### [Description de l'exercice]
Recopiez mot pour mot les lignes, de la toute première jusqu'à celle qui contient « page-title: MADRE CLARA », ces deux lignes comprises.

Listes des zones d'éléments:

· · · · · · ·

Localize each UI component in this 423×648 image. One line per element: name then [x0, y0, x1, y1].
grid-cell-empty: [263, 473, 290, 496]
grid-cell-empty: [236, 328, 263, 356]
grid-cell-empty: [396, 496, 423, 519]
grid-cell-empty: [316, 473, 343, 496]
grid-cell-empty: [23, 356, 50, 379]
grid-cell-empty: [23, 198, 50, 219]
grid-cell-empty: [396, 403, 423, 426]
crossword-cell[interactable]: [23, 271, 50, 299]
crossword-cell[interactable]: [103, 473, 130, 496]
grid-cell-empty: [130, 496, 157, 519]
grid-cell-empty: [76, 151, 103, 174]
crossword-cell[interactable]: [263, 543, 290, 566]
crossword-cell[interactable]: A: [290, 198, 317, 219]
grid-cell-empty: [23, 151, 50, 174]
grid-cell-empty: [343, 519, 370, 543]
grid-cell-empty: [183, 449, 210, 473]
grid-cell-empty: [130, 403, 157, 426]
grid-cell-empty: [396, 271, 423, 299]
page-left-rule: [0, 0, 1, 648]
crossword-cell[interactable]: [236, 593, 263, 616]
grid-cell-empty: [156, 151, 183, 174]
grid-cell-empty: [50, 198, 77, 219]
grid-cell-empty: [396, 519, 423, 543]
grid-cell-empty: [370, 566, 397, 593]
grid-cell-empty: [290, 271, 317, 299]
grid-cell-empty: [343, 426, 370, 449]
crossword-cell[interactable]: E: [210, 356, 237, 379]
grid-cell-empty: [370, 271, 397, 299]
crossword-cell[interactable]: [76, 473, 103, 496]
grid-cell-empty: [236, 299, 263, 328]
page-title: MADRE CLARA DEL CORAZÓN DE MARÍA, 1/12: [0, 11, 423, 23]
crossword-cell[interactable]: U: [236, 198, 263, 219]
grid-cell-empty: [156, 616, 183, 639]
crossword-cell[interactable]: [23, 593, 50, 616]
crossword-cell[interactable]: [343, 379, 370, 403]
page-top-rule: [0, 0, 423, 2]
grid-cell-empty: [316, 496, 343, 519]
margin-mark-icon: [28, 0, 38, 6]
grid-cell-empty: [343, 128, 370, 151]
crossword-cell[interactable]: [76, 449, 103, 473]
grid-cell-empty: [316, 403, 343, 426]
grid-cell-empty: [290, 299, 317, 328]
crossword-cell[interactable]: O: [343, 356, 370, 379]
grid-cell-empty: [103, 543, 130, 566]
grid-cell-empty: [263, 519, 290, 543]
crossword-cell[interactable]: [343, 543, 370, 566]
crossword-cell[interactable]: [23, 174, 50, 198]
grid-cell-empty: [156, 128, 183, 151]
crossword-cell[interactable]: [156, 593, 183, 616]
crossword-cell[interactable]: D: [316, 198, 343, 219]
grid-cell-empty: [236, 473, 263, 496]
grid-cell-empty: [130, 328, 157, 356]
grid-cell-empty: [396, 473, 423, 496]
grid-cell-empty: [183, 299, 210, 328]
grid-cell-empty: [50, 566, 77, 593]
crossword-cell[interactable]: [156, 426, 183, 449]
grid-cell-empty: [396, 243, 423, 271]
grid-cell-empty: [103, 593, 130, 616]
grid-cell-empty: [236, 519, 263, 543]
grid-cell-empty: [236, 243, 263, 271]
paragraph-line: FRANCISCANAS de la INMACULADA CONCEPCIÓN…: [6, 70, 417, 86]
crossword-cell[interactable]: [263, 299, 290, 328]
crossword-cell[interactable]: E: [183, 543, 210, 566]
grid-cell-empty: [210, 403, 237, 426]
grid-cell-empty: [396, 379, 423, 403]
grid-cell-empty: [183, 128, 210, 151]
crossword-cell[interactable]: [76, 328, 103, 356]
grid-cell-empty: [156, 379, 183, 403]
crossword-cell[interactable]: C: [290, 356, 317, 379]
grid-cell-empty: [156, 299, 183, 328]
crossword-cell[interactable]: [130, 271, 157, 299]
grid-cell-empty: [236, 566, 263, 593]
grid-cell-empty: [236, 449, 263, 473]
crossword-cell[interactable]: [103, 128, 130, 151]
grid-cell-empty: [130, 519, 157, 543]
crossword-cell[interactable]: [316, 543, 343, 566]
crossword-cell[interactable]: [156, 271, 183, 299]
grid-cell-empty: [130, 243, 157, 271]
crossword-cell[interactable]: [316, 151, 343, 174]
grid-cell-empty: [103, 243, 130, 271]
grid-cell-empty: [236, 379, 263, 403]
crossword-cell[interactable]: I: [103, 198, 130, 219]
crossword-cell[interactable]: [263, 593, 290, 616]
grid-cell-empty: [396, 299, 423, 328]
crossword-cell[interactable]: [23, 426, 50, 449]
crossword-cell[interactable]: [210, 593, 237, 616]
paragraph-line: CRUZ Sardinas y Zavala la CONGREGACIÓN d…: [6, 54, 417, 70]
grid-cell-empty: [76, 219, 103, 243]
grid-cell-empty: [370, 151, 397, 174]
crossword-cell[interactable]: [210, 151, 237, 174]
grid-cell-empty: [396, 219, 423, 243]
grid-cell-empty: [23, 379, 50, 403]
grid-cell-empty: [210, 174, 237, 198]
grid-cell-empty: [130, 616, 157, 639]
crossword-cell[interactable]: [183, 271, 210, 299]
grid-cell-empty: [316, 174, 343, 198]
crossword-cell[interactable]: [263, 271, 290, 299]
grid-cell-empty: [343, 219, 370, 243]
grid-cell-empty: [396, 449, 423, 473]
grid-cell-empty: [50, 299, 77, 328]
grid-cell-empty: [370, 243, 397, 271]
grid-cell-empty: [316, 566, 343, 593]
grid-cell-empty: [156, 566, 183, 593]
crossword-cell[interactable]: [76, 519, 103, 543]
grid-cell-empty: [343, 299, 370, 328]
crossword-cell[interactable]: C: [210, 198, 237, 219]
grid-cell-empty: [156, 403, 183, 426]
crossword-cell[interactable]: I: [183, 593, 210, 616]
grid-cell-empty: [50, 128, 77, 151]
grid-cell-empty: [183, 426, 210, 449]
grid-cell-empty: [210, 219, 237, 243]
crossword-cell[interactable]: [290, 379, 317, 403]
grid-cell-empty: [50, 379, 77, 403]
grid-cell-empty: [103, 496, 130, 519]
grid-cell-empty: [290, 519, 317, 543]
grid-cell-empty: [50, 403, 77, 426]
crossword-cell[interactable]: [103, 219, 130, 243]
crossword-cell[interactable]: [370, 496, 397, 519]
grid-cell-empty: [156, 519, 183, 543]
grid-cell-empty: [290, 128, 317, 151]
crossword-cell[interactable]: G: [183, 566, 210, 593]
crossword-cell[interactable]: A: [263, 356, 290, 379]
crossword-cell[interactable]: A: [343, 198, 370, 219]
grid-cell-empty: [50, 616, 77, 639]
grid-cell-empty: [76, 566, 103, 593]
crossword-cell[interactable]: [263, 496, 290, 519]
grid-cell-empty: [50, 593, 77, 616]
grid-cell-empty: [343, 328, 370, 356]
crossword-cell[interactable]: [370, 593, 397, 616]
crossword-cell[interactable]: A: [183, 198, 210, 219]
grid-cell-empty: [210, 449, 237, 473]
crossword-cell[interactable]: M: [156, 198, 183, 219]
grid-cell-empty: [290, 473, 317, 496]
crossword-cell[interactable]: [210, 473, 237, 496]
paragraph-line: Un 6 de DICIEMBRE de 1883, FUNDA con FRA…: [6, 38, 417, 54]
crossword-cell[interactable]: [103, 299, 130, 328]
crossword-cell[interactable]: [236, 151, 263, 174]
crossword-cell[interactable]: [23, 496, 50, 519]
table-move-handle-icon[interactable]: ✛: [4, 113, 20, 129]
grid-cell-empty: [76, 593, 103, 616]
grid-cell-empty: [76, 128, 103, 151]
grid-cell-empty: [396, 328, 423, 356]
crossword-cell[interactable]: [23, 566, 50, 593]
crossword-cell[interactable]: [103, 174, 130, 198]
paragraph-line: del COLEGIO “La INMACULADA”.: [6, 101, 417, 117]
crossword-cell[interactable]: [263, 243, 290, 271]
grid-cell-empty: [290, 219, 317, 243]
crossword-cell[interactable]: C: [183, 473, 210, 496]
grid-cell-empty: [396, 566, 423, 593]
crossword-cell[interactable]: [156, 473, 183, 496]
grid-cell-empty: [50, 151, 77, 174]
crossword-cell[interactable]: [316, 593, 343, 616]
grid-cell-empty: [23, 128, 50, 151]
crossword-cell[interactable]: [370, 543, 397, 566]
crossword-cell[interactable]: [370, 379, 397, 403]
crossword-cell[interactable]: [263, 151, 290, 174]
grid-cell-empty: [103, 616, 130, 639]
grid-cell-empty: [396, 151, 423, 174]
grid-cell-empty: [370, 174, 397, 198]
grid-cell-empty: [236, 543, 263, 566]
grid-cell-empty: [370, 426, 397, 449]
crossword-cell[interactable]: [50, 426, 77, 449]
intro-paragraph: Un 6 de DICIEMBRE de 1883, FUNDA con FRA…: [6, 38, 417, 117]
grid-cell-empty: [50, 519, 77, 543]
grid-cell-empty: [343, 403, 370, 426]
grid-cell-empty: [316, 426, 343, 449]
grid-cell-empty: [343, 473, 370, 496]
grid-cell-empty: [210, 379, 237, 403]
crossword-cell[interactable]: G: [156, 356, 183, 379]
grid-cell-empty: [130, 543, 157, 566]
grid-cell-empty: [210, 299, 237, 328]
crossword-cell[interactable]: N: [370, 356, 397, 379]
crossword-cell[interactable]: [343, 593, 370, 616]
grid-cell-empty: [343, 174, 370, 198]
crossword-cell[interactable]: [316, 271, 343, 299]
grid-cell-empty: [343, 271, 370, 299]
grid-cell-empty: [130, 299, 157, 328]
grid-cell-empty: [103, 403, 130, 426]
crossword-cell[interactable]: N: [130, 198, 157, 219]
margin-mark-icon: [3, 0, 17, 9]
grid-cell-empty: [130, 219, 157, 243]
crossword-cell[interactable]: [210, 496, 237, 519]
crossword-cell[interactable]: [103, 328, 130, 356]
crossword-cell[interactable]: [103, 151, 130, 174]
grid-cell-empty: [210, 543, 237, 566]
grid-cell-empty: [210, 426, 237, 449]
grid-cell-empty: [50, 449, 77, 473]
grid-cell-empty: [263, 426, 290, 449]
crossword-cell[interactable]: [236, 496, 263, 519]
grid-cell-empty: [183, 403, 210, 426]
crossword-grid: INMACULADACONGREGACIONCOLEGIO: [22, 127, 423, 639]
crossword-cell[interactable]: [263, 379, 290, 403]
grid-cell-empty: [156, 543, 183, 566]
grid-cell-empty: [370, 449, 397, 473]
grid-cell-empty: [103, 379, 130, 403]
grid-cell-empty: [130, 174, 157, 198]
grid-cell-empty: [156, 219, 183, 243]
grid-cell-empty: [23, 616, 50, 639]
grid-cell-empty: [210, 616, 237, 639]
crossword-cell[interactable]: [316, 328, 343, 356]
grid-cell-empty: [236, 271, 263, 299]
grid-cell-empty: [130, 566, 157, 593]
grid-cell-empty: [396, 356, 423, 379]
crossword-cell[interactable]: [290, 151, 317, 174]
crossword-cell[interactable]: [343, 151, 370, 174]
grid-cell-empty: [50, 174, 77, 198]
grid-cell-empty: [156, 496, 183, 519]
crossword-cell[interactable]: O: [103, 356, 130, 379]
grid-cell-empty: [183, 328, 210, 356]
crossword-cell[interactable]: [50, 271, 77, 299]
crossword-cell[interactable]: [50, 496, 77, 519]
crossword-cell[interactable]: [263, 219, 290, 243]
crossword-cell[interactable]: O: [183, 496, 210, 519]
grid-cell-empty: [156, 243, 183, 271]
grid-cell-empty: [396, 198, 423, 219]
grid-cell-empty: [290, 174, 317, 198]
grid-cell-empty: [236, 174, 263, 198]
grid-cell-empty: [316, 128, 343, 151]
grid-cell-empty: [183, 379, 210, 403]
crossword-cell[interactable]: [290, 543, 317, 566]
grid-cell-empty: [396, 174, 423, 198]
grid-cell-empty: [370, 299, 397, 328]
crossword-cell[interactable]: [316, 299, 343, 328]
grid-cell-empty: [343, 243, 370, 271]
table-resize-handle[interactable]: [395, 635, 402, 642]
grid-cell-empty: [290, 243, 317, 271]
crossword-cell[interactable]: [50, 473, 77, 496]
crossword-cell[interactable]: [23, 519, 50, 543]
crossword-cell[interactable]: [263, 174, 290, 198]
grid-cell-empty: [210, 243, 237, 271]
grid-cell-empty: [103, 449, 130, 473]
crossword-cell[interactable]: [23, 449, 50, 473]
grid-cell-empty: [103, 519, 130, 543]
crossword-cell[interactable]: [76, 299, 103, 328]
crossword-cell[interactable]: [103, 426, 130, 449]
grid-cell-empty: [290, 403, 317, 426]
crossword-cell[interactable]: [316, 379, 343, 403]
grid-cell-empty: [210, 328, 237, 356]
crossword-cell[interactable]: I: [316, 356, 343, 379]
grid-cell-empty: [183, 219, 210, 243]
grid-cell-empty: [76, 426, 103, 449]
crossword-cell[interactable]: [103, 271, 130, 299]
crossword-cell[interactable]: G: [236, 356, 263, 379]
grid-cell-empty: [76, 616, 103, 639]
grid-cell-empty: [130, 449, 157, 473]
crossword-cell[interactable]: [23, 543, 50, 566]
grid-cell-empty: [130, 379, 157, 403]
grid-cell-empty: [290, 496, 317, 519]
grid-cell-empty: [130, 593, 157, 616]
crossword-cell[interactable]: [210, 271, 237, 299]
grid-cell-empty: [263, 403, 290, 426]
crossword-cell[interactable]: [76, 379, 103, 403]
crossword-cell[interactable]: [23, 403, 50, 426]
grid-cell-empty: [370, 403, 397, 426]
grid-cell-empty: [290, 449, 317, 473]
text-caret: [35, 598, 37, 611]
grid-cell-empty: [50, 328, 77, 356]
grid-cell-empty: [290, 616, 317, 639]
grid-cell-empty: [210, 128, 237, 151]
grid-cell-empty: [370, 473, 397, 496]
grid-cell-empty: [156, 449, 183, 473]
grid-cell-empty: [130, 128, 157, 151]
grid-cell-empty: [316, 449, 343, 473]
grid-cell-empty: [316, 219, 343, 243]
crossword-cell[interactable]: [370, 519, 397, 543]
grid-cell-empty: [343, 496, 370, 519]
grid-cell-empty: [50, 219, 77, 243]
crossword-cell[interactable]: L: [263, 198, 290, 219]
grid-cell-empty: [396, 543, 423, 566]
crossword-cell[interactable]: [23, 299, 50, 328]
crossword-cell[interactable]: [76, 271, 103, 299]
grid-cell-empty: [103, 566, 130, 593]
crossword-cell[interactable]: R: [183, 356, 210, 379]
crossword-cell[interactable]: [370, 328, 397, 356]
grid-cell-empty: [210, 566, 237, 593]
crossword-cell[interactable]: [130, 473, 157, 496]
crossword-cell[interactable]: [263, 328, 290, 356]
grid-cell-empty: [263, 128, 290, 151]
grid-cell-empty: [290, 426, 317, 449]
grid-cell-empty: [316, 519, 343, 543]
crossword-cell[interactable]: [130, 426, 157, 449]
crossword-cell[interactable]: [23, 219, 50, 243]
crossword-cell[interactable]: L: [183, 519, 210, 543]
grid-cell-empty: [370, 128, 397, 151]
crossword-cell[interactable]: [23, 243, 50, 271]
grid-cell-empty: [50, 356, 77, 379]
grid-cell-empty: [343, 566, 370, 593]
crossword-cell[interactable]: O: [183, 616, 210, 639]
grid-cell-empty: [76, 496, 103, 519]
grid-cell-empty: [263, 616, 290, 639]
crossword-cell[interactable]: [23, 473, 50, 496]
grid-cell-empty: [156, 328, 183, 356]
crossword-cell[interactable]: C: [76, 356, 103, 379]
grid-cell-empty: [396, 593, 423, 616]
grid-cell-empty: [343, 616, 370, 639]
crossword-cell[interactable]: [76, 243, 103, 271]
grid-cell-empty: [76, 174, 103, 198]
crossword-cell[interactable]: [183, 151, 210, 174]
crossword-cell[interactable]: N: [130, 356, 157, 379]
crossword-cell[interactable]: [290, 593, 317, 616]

· · · · · · ·

### [En réponse]
Localize each UI component in this 423×648 image. One line per element: name then [x0, y0, x1, y1].
grid-cell-empty: [263, 473, 290, 496]
grid-cell-empty: [236, 328, 263, 356]
grid-cell-empty: [396, 496, 423, 519]
grid-cell-empty: [316, 473, 343, 496]
grid-cell-empty: [23, 356, 50, 379]
grid-cell-empty: [23, 198, 50, 219]
grid-cell-empty: [396, 403, 423, 426]
crossword-cell[interactable]: [23, 271, 50, 299]
crossword-cell[interactable]: [103, 473, 130, 496]
grid-cell-empty: [130, 496, 157, 519]
grid-cell-empty: [76, 151, 103, 174]
crossword-cell[interactable]: [263, 543, 290, 566]
crossword-cell[interactable]: A: [290, 198, 317, 219]
grid-cell-empty: [23, 151, 50, 174]
grid-cell-empty: [343, 519, 370, 543]
grid-cell-empty: [183, 449, 210, 473]
grid-cell-empty: [130, 403, 157, 426]
grid-cell-empty: [396, 271, 423, 299]
page-left-rule: [0, 0, 1, 648]
crossword-cell[interactable]: [236, 593, 263, 616]
grid-cell-empty: [156, 151, 183, 174]
grid-cell-empty: [50, 198, 77, 219]
grid-cell-empty: [396, 519, 423, 543]
grid-cell-empty: [370, 566, 397, 593]
grid-cell-empty: [290, 271, 317, 299]
grid-cell-empty: [343, 426, 370, 449]
crossword-cell[interactable]: E: [210, 356, 237, 379]
grid-cell-empty: [370, 271, 397, 299]
crossword-cell[interactable]: [76, 473, 103, 496]
grid-cell-empty: [236, 299, 263, 328]
page-title: MADRE CLARA DEL CORAZÓN DE MARÍA, 1/12: [0, 11, 423, 23]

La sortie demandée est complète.